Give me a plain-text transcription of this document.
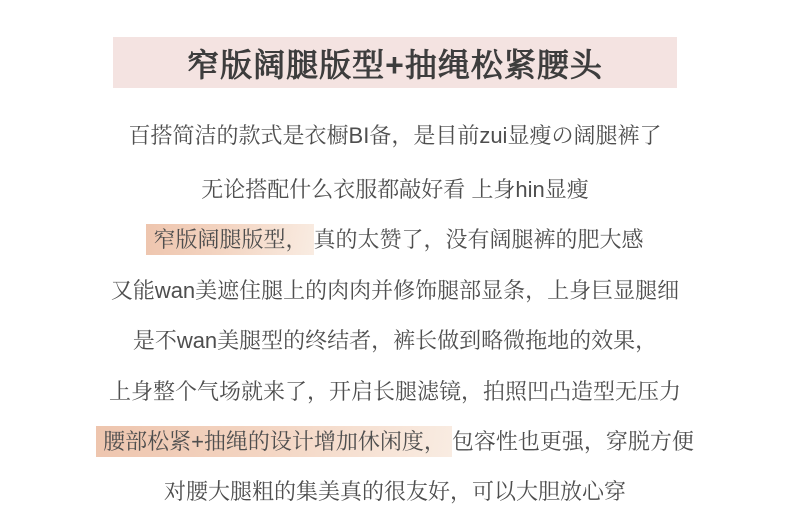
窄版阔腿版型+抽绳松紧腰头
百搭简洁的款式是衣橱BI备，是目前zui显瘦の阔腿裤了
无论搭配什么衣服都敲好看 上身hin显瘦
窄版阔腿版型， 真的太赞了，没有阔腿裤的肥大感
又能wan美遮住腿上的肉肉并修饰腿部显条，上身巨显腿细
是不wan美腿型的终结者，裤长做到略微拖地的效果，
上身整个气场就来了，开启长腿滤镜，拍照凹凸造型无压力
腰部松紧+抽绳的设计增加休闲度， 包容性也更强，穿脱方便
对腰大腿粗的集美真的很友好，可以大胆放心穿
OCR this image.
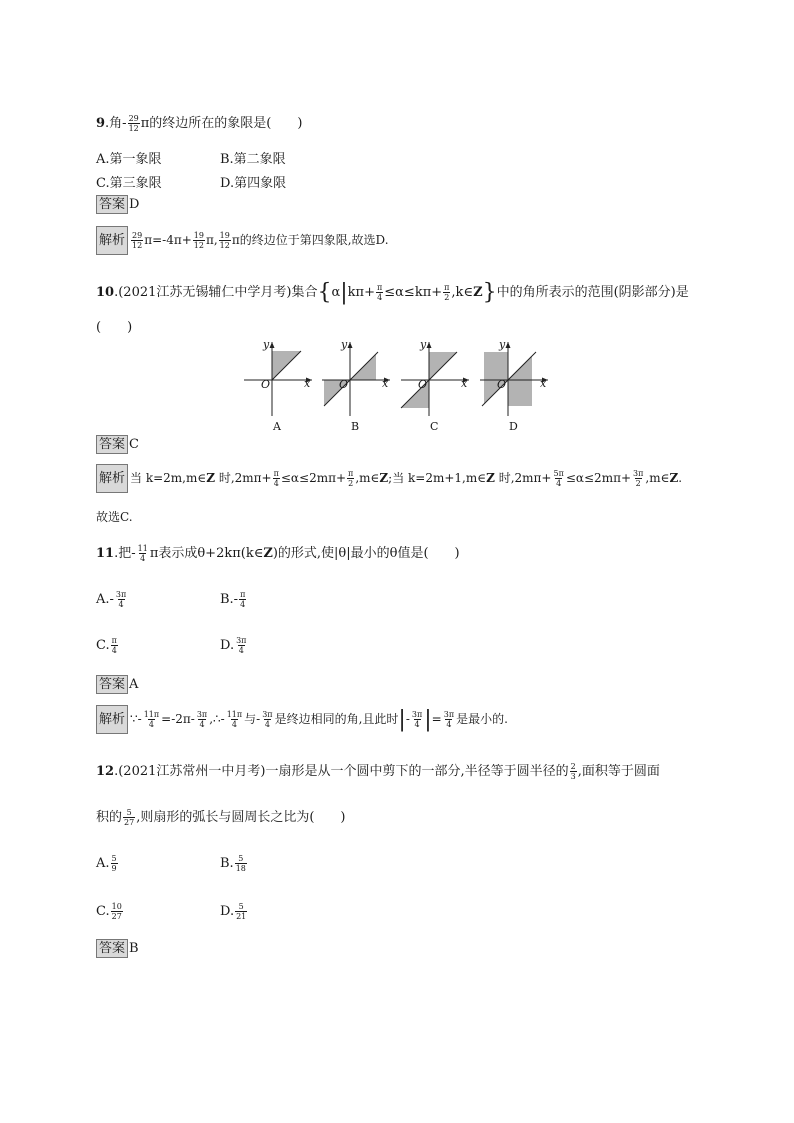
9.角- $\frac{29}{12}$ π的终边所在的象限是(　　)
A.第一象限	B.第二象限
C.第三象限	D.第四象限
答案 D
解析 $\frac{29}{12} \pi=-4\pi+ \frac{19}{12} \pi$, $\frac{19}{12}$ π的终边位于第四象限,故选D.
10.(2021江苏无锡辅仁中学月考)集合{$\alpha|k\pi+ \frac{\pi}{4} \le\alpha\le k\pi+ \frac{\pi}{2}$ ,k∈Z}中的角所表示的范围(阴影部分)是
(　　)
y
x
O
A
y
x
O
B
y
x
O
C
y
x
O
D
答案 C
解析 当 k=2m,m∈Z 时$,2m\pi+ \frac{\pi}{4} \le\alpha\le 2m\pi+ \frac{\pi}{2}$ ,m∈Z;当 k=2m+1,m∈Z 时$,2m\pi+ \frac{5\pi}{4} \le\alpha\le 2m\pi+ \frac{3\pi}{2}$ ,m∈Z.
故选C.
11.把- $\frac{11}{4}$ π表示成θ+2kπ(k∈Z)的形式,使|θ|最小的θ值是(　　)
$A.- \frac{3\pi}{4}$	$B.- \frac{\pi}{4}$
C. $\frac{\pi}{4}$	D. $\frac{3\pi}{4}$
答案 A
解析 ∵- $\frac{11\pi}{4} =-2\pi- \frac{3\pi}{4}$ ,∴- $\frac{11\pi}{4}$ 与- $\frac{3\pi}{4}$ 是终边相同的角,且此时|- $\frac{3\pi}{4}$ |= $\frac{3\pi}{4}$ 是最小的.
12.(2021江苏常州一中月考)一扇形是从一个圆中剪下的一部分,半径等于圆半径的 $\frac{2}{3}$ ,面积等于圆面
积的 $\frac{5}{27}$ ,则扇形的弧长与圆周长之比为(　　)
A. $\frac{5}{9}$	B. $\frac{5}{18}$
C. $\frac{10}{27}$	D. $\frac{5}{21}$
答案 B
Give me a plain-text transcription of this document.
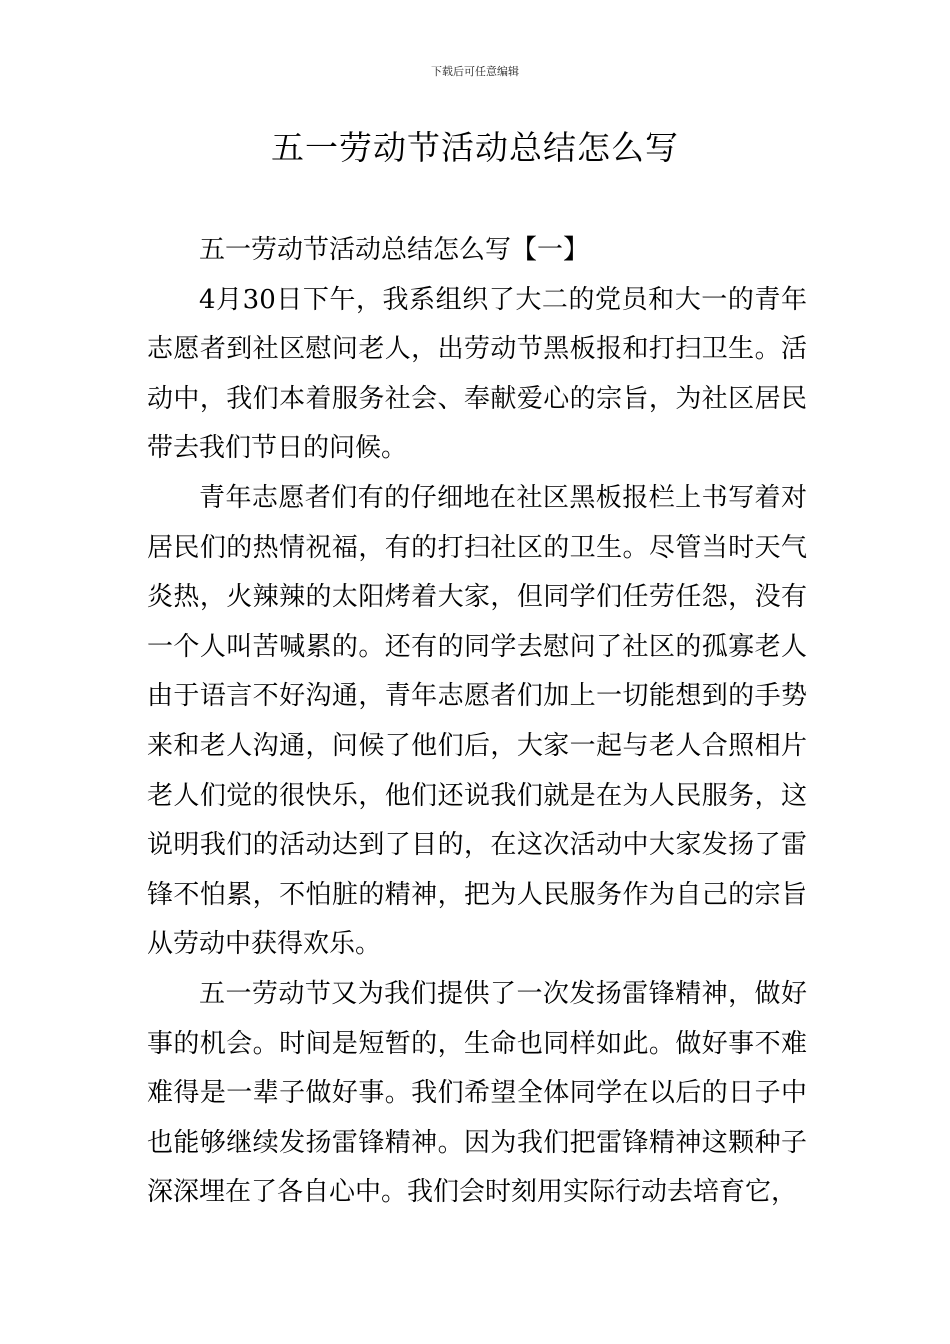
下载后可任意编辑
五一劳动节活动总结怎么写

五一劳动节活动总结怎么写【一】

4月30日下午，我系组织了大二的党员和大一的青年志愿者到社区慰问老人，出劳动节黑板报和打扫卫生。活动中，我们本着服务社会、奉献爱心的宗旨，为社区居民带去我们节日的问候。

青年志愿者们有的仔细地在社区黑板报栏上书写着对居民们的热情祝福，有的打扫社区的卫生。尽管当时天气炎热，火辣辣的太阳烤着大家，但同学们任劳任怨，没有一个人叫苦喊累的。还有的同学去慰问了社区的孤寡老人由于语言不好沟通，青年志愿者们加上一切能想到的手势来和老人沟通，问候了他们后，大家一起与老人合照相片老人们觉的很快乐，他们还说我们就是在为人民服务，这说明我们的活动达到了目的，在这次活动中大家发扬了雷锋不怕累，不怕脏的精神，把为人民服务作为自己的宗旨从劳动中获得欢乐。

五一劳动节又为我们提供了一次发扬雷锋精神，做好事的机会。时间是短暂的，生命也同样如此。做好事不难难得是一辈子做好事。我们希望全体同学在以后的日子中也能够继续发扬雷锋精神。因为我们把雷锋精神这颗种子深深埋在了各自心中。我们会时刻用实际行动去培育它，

EXERCISE DIRECTIONS: Extract each line from the entries above that contains the string "窄版阔腿版型".

TASK RESPONSE:
窄版阔腿版型+抽绳松紧腰头
窄版阔腿版型， 真的太赞了，没有阔腿裤的肥大感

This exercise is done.